start Dataset entries

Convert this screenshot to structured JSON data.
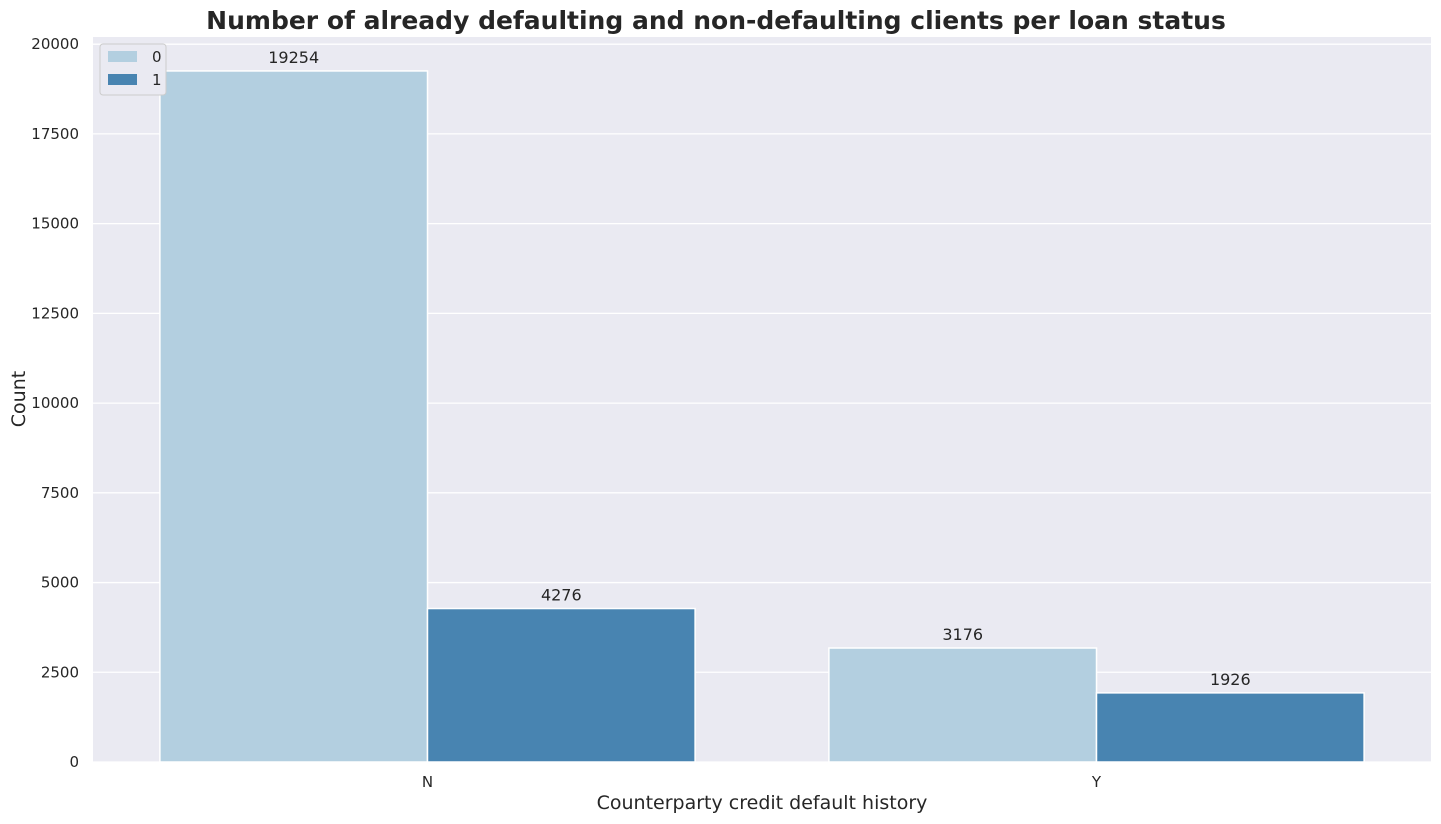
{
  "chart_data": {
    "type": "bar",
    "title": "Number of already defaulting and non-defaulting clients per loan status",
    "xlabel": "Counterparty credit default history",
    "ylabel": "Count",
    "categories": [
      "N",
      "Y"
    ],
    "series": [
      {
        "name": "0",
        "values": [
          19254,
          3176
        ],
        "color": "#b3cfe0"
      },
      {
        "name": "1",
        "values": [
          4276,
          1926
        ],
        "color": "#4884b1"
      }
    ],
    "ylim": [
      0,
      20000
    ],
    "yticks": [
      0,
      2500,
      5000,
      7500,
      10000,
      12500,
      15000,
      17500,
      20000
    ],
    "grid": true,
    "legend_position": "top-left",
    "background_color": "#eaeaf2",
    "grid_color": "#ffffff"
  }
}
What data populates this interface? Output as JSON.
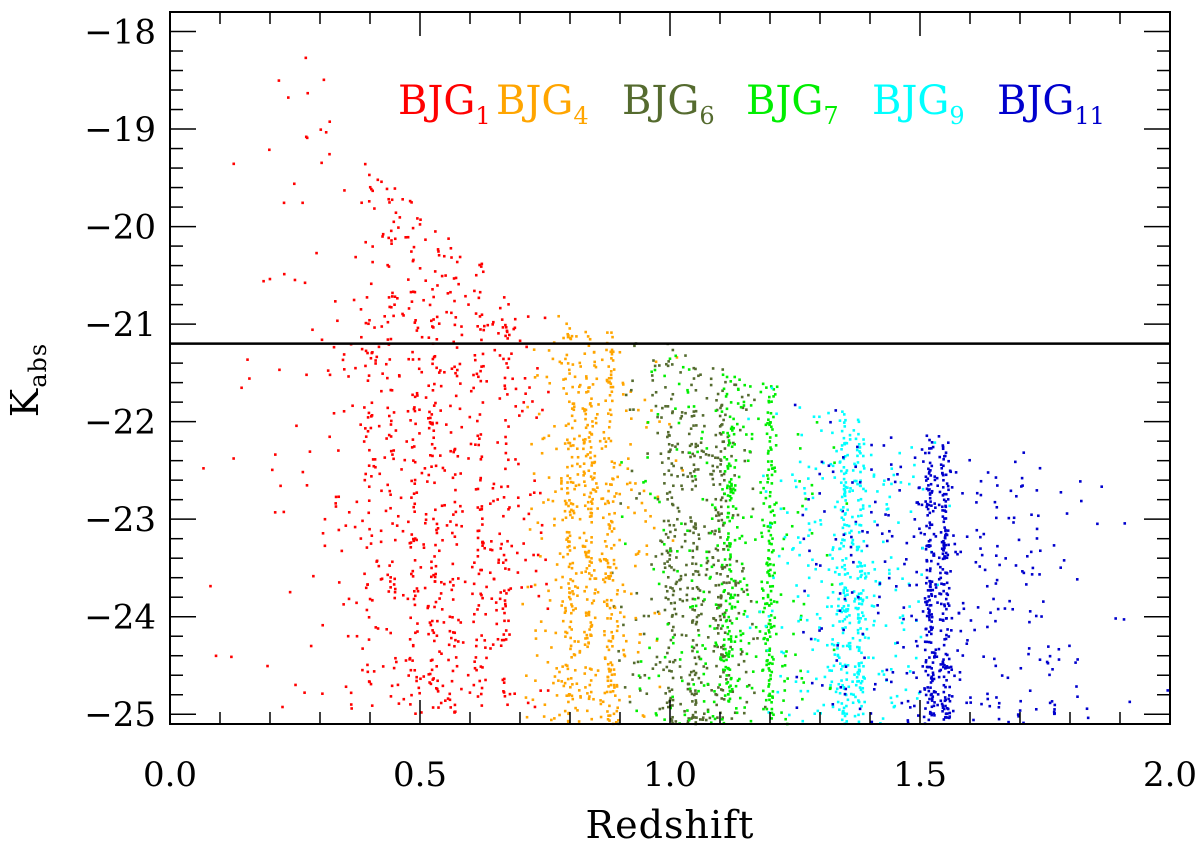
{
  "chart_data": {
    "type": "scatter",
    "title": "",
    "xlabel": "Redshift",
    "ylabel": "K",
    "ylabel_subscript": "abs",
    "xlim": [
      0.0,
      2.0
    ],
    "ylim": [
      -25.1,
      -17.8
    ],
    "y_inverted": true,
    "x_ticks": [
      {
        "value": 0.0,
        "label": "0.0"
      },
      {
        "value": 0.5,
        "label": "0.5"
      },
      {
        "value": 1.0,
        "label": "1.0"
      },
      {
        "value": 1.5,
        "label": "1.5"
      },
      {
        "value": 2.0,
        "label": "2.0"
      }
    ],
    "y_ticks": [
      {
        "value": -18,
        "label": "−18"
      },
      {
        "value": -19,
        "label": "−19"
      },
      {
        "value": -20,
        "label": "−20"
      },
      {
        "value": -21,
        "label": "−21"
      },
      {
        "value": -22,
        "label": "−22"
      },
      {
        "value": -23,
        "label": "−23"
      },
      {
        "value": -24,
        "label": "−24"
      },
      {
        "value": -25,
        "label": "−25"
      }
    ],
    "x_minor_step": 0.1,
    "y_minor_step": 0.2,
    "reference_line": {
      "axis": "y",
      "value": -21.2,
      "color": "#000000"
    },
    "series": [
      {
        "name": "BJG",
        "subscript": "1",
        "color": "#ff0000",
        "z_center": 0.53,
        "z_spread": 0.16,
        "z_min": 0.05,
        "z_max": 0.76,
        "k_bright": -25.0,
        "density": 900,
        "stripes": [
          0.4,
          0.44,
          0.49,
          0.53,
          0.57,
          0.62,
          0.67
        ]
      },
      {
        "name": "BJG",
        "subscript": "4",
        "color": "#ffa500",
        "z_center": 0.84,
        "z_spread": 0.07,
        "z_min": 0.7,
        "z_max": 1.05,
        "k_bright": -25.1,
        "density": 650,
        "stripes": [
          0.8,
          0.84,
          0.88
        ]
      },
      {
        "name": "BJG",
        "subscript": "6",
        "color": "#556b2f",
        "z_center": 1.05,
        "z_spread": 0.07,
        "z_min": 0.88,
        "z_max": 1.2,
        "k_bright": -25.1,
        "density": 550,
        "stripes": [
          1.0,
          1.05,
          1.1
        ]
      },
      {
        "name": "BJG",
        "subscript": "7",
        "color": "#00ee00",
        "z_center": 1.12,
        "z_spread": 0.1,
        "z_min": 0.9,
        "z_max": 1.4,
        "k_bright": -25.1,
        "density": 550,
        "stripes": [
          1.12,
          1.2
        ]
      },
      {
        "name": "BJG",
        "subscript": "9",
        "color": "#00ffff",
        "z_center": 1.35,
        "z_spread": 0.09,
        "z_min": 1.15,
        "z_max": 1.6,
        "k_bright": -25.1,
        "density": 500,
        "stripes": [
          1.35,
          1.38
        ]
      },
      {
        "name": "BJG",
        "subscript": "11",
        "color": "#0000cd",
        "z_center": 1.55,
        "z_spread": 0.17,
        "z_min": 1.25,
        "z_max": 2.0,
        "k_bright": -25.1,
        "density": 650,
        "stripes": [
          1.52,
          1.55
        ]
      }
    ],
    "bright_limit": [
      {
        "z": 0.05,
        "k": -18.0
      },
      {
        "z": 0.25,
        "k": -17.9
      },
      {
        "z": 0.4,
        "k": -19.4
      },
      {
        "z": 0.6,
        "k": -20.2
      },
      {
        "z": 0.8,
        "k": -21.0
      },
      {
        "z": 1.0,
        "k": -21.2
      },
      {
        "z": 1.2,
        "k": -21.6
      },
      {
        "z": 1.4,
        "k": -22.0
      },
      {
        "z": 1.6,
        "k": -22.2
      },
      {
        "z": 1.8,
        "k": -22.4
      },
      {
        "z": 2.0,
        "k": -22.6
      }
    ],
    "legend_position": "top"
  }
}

end Dataset entries
start Dataset entries

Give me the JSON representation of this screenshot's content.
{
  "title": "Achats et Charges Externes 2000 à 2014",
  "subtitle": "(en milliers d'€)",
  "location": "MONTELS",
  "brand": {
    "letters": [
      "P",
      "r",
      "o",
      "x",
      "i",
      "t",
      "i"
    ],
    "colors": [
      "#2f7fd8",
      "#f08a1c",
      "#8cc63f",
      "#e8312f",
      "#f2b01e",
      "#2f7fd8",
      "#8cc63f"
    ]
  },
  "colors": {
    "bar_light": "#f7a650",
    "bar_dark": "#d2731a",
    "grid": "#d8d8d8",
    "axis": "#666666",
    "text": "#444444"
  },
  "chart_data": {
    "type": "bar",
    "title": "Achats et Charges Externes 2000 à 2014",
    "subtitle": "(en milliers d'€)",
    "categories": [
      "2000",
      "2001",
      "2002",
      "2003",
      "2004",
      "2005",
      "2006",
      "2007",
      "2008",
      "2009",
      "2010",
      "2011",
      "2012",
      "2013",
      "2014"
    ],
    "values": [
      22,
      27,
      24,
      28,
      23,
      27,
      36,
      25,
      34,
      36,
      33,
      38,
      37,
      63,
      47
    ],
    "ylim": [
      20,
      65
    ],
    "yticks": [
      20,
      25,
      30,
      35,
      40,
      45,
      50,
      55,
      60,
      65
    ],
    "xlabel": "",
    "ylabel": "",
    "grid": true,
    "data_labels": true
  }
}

end Dataset entries

### Task instructions:
In the listing, how many lines hold "this"? Answer with a bare number.

### Output:
3